/---

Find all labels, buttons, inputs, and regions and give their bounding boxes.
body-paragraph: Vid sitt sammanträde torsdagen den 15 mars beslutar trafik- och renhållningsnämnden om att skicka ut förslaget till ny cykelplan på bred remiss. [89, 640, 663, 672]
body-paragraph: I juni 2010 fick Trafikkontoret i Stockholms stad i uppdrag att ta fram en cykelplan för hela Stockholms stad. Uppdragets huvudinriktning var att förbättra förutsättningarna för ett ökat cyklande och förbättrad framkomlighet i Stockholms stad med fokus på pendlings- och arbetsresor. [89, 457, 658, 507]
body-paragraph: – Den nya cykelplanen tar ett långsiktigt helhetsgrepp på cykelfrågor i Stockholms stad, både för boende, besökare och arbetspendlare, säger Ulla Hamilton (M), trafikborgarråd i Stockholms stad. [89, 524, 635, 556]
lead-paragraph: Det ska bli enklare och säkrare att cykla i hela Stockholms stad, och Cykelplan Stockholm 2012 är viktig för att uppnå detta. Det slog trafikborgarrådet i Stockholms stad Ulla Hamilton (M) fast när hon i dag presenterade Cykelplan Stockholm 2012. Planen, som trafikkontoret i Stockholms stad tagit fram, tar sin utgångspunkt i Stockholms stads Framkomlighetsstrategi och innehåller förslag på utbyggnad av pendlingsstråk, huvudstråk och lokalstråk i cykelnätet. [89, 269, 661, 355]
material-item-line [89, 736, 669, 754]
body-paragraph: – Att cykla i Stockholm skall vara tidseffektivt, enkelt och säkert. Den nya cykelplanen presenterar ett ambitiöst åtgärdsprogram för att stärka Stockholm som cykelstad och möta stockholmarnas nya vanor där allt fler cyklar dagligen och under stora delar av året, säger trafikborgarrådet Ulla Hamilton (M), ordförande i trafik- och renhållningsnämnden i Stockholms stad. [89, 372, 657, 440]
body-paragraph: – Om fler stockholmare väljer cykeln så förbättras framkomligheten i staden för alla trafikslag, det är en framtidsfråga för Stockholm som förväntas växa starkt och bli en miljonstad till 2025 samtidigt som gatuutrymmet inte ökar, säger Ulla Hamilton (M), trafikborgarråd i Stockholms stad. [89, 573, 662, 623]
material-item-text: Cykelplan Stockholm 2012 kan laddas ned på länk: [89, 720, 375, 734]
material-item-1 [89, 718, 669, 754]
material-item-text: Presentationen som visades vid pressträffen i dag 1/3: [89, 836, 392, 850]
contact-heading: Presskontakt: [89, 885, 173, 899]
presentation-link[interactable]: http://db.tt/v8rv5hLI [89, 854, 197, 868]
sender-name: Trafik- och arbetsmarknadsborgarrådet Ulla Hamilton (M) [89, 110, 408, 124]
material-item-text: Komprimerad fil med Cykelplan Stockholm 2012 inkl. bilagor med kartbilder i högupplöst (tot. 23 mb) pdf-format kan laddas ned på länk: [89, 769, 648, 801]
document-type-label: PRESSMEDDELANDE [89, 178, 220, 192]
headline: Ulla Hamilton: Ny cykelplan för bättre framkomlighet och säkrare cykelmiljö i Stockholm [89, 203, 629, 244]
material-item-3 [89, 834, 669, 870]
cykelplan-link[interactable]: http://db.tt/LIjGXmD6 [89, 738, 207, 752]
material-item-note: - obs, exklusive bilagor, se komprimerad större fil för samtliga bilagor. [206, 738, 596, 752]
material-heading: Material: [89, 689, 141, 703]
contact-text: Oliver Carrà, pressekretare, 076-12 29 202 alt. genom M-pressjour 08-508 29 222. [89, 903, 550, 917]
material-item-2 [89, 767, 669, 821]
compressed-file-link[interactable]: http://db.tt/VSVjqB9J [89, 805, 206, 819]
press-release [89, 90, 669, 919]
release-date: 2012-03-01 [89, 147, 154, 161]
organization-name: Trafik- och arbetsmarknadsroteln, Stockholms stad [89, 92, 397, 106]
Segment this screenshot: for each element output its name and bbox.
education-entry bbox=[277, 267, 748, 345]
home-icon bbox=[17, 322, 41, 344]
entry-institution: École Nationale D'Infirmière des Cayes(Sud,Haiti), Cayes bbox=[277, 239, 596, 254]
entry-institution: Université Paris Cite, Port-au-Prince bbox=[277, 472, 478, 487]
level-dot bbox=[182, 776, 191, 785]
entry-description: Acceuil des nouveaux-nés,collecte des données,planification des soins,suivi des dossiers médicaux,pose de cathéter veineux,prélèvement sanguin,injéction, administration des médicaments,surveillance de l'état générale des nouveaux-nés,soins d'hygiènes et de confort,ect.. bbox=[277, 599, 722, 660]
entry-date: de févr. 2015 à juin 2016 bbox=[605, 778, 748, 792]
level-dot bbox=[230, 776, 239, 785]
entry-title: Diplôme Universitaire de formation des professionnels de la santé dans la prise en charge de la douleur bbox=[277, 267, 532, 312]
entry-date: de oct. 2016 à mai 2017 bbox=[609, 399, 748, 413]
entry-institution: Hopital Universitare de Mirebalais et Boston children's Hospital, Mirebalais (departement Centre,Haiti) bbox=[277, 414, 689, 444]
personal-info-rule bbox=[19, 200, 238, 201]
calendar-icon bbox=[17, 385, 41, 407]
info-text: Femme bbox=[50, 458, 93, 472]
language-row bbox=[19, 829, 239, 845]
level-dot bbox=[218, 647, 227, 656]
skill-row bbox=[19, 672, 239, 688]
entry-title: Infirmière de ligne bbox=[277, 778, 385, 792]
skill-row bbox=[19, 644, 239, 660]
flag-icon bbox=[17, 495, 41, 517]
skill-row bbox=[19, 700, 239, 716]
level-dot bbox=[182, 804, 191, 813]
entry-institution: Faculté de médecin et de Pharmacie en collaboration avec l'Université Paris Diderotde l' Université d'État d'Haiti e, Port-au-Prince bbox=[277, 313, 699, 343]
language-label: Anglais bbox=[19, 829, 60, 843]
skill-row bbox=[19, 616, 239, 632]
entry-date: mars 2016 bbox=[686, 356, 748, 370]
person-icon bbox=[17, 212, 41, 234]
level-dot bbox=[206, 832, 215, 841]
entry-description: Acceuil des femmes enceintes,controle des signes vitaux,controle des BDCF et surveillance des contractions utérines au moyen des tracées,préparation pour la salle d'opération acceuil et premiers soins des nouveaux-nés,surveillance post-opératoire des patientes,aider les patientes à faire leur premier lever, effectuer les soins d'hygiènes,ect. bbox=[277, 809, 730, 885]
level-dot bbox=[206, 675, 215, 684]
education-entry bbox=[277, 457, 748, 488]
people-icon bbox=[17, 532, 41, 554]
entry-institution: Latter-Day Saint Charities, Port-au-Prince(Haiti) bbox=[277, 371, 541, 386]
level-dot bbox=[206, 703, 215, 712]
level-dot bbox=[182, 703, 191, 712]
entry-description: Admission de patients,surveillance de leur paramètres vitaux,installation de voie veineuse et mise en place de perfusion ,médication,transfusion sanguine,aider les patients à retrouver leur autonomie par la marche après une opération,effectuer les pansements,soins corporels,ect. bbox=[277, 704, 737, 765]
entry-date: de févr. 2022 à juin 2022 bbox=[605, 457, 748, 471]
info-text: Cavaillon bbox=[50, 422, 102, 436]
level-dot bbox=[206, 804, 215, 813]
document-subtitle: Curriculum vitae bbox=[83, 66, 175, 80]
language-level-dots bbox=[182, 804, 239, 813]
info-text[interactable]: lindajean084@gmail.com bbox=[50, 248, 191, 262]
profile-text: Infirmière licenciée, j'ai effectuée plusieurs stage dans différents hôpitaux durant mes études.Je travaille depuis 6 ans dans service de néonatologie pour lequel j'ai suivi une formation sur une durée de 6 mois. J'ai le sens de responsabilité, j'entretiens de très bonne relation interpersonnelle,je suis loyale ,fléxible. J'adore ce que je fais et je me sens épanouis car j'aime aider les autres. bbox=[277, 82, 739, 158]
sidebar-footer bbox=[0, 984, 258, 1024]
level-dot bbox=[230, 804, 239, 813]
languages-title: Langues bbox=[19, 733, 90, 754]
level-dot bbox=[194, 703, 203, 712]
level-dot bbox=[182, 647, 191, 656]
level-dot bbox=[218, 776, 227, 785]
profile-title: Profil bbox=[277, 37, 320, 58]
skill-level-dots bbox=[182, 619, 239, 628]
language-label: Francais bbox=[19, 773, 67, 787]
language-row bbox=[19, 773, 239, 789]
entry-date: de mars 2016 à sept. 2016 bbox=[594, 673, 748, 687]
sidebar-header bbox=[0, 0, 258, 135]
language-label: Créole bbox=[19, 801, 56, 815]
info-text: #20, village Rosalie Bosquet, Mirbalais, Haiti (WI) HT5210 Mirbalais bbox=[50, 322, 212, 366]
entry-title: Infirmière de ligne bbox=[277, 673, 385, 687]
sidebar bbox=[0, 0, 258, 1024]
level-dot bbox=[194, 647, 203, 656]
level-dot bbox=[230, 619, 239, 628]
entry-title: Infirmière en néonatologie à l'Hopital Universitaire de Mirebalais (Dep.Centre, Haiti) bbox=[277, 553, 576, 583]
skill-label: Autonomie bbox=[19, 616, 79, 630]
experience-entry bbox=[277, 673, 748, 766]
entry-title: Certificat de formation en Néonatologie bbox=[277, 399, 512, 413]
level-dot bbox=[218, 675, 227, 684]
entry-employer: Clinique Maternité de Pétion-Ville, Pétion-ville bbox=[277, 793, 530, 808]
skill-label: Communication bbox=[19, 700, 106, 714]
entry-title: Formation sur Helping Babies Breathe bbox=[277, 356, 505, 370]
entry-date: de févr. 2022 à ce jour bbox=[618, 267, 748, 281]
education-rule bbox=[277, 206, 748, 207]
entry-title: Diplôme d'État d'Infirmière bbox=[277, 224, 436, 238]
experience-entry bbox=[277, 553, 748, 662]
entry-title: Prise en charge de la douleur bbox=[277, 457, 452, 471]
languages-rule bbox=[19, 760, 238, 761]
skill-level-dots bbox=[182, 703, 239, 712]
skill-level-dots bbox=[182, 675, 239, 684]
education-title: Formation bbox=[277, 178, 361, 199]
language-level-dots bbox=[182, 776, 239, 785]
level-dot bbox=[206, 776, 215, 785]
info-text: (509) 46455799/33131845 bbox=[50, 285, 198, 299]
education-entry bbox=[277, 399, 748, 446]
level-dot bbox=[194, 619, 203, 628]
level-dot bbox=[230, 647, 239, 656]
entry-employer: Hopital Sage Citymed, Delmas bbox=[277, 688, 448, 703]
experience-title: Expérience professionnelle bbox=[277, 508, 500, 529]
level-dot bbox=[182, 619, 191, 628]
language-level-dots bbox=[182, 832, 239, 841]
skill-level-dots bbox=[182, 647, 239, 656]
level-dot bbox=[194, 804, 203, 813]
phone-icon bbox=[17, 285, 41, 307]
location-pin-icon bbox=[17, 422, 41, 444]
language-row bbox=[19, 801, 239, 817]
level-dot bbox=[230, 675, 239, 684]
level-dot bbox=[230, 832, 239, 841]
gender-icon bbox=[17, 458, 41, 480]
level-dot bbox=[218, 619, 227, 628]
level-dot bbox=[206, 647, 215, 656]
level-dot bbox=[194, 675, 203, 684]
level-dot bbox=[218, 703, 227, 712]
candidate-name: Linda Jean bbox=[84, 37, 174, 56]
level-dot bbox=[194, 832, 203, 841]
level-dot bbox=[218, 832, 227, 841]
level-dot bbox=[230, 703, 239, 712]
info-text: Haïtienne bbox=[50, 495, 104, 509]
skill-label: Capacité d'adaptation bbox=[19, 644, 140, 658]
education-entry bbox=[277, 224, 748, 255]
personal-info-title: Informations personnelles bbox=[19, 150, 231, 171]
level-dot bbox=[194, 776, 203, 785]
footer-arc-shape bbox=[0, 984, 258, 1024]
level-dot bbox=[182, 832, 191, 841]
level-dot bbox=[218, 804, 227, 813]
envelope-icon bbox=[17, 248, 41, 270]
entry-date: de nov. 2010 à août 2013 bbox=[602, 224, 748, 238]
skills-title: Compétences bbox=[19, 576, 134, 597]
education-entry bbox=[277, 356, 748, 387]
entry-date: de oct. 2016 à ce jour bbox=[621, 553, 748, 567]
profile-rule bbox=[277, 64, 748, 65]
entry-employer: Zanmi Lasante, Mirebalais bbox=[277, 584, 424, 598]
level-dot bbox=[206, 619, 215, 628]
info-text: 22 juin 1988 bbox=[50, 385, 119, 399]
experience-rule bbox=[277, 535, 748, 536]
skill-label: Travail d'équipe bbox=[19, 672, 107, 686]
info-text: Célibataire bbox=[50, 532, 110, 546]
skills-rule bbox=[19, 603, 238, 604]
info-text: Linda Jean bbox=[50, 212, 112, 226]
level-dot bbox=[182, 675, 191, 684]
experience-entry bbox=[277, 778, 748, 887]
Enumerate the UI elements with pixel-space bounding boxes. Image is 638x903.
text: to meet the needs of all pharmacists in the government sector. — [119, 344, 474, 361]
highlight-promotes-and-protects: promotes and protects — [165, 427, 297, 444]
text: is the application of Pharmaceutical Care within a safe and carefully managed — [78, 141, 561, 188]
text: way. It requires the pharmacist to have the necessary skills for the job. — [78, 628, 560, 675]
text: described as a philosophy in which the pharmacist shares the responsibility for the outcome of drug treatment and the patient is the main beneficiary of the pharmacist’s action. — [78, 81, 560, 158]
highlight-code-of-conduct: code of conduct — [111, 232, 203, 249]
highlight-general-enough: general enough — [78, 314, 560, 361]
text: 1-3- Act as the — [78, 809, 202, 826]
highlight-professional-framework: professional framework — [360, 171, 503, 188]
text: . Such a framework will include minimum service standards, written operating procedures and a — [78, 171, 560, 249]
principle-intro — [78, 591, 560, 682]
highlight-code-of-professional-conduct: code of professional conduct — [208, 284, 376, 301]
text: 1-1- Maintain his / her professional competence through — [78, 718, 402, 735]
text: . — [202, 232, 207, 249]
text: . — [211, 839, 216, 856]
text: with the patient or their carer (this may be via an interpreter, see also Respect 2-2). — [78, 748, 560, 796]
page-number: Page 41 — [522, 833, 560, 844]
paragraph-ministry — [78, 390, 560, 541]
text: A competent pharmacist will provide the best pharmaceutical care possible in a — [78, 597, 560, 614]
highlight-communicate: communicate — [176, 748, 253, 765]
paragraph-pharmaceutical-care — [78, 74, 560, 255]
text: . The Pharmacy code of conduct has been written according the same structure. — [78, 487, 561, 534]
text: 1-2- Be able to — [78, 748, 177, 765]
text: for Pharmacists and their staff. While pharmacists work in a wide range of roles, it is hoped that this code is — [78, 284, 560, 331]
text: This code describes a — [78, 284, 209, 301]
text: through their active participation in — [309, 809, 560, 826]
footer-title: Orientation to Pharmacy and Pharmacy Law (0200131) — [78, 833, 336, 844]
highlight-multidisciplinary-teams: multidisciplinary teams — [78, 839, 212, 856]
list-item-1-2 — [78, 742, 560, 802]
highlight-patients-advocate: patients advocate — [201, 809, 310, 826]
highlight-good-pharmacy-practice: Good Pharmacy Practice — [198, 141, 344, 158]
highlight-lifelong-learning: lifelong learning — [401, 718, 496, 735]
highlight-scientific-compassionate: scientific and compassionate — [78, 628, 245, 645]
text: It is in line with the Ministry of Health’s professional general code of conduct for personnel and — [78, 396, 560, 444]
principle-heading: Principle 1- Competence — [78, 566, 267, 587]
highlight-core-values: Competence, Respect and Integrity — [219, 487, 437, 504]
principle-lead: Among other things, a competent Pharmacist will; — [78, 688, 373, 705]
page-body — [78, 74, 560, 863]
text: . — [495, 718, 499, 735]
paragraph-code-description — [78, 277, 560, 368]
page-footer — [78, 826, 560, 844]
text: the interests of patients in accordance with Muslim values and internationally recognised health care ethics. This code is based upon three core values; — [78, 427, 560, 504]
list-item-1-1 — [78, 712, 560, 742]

\---

- TASK DETAILS -
Among the lines above, return each one holding the string "competent".

- SOLUTION -
text: A competent pharmacist will provide the best pharmaceutical care possible in a — [78, 597, 560, 614]
principle-lead: Among other things, a competent Pharmacist will; — [78, 688, 373, 705]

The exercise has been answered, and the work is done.